Task details => Show every line in the records below that contains the word "Bawana".

Data rows =>
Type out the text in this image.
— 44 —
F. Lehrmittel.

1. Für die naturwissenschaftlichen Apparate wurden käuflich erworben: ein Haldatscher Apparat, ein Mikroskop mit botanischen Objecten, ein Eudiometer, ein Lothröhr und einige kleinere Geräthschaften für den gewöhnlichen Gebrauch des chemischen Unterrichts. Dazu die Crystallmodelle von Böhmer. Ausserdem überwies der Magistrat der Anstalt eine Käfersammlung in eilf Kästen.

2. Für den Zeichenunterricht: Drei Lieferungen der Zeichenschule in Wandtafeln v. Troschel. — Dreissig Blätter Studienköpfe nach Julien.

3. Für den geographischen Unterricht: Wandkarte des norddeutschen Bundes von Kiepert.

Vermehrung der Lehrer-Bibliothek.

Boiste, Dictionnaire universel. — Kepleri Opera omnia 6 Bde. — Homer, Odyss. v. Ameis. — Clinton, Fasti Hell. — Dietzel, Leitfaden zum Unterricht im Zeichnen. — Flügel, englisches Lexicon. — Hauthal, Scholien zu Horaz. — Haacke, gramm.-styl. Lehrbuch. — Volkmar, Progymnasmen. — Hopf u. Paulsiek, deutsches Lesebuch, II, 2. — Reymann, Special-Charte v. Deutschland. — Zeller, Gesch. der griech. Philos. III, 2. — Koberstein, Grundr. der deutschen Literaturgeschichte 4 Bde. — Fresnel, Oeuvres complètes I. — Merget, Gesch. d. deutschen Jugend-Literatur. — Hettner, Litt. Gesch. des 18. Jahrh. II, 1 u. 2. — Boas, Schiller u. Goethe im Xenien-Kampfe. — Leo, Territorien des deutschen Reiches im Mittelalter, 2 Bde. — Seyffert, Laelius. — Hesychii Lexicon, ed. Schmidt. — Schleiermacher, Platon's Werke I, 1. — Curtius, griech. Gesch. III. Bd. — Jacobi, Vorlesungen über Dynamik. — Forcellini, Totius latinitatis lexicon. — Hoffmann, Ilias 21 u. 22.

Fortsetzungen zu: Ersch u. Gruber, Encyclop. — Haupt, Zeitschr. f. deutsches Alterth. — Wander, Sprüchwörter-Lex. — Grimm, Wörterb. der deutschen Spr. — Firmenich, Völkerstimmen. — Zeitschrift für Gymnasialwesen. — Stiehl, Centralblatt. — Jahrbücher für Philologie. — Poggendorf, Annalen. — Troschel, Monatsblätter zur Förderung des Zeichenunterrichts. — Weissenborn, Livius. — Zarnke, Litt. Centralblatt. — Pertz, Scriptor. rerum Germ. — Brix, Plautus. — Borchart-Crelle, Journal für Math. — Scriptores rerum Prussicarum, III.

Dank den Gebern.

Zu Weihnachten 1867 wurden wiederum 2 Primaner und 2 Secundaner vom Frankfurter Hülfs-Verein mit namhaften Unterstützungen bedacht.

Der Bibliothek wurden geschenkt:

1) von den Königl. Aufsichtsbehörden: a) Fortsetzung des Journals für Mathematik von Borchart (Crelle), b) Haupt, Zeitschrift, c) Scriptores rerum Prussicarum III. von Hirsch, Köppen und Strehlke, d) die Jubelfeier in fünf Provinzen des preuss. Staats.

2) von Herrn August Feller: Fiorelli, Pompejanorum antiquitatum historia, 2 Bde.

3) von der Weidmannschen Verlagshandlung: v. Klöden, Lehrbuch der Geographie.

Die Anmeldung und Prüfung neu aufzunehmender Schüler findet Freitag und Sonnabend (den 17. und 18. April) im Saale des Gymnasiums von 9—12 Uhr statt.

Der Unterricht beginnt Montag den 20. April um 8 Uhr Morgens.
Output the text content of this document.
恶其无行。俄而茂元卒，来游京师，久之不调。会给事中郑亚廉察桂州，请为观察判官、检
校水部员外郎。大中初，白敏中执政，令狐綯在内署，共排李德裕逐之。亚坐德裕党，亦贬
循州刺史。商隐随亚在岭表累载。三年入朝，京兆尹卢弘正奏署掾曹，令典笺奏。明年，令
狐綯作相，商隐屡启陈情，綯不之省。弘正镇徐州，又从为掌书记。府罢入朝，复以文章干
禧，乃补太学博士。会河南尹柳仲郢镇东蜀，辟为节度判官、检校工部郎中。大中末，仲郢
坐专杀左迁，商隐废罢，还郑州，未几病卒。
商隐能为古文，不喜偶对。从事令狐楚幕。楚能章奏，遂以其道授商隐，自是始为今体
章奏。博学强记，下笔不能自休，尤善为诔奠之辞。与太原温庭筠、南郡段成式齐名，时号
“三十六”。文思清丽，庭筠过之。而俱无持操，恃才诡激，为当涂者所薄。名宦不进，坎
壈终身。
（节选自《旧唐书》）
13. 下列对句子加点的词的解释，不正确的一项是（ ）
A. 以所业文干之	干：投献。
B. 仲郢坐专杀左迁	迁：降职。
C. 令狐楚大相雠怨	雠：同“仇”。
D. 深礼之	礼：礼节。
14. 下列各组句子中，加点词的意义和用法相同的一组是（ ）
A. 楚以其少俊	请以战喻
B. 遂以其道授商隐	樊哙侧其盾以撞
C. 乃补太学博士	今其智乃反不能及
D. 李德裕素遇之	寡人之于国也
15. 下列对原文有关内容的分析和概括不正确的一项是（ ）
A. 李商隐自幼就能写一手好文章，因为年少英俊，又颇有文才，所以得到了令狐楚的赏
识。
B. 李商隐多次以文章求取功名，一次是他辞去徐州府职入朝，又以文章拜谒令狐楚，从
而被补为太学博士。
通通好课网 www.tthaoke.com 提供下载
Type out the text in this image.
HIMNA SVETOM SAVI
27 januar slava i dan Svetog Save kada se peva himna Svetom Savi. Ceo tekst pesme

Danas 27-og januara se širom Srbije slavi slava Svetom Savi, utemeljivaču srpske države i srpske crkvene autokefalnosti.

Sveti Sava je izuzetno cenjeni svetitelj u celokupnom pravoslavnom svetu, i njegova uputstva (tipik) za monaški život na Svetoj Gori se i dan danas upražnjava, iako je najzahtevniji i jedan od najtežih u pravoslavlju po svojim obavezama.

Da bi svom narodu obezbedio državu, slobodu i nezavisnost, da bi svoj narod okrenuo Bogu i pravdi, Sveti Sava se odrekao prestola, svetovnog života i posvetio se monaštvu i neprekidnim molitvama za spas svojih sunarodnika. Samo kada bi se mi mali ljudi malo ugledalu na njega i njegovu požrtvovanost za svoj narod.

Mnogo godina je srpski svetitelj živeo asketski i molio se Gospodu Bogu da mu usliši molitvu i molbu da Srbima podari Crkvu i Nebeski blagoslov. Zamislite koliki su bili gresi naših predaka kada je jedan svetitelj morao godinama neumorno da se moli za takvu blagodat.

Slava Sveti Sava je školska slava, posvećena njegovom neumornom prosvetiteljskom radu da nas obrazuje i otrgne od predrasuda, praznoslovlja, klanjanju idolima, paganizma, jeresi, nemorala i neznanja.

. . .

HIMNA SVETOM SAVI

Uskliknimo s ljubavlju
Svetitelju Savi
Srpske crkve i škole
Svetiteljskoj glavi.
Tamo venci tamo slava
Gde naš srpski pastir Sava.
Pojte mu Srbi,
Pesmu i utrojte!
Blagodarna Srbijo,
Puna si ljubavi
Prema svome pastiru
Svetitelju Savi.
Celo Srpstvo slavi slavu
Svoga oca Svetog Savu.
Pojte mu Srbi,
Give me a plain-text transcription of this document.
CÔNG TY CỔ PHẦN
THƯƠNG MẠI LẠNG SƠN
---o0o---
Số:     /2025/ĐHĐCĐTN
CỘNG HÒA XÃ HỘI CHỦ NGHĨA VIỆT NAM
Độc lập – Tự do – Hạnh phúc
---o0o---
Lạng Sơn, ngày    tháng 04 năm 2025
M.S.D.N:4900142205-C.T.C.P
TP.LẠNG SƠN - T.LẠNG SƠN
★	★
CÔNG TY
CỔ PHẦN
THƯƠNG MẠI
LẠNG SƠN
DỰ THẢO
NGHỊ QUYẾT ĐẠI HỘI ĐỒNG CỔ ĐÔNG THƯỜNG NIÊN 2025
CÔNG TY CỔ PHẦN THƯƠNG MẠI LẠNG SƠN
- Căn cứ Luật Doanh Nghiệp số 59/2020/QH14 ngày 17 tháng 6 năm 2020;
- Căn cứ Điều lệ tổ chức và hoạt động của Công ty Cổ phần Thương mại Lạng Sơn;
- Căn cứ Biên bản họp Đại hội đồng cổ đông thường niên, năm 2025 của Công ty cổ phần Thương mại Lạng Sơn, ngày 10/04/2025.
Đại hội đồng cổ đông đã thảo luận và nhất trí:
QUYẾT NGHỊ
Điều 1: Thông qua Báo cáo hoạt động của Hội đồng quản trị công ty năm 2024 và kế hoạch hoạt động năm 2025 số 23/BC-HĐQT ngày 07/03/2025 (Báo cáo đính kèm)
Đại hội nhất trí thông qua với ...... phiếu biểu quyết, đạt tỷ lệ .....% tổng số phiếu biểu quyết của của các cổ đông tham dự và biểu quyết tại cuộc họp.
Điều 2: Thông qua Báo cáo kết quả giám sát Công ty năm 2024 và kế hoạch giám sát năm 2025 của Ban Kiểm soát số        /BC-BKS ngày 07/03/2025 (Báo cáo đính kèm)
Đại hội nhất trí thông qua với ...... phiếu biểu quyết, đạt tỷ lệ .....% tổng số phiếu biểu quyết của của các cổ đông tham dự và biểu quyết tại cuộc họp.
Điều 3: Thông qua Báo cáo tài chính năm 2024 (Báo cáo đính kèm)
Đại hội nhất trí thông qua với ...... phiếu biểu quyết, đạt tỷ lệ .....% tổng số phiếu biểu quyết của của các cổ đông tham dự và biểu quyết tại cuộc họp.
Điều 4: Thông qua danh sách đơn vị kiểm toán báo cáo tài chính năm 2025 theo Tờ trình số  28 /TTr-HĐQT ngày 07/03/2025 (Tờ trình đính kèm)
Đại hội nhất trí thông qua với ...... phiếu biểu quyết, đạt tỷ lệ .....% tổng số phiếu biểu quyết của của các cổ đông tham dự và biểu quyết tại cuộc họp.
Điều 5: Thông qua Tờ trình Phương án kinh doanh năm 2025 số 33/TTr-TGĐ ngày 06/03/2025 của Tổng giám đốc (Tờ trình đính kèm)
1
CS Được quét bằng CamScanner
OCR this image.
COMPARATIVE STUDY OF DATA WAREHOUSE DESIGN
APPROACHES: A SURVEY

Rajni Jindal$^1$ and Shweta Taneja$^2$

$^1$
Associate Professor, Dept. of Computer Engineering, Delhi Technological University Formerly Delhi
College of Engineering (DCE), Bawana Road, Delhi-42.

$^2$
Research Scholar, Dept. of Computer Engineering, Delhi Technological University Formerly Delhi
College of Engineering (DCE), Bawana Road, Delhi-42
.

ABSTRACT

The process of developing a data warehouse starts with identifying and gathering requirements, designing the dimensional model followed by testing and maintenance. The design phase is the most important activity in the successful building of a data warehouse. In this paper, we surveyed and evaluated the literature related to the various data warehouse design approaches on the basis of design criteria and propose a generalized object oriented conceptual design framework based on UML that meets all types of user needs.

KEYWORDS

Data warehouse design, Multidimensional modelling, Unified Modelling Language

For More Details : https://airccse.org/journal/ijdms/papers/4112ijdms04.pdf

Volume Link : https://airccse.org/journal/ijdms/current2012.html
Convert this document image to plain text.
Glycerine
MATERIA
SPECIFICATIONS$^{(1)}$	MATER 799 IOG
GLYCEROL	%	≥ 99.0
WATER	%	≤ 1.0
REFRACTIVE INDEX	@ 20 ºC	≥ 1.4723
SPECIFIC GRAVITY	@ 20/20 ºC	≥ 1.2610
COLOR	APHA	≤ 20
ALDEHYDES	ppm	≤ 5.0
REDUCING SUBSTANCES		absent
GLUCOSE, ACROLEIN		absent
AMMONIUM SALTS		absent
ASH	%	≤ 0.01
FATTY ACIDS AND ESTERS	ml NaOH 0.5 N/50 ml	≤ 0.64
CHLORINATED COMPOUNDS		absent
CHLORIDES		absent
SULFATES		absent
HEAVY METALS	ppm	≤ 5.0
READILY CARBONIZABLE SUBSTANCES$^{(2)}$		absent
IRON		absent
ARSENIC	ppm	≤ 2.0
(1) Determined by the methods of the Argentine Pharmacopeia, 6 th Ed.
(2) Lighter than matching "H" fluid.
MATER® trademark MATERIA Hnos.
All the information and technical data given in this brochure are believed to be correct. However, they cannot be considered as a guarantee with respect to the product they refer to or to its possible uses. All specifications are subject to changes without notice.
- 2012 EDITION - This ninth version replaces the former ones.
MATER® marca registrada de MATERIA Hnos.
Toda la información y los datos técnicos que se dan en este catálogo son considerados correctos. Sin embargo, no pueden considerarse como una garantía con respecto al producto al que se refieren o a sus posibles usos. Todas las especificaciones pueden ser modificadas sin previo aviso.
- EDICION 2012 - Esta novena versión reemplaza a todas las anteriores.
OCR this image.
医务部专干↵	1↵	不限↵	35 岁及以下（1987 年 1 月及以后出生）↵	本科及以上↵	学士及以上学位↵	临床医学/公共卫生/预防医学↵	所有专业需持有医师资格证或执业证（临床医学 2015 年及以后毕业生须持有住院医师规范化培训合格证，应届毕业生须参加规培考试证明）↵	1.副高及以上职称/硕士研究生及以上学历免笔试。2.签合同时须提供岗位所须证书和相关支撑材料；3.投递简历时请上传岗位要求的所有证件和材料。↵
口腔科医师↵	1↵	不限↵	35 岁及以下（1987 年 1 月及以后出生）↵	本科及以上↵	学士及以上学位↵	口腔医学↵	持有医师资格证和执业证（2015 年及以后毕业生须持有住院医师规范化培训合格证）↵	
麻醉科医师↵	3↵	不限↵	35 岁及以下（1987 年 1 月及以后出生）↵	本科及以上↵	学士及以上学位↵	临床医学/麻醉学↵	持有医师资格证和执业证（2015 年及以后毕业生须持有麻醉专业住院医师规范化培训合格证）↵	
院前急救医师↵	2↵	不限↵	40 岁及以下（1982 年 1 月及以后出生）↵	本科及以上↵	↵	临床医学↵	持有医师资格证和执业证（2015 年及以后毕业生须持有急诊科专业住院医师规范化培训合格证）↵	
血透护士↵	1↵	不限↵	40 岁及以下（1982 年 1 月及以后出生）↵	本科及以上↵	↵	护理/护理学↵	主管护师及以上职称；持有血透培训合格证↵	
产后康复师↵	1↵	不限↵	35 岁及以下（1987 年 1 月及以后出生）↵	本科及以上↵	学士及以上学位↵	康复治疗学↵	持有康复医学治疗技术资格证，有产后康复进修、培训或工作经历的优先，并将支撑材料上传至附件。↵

The output =>
College of Engineering (DCE), Bawana Road, Delhi-42.
College of Engineering (DCE), Bawana Road, Delhi-42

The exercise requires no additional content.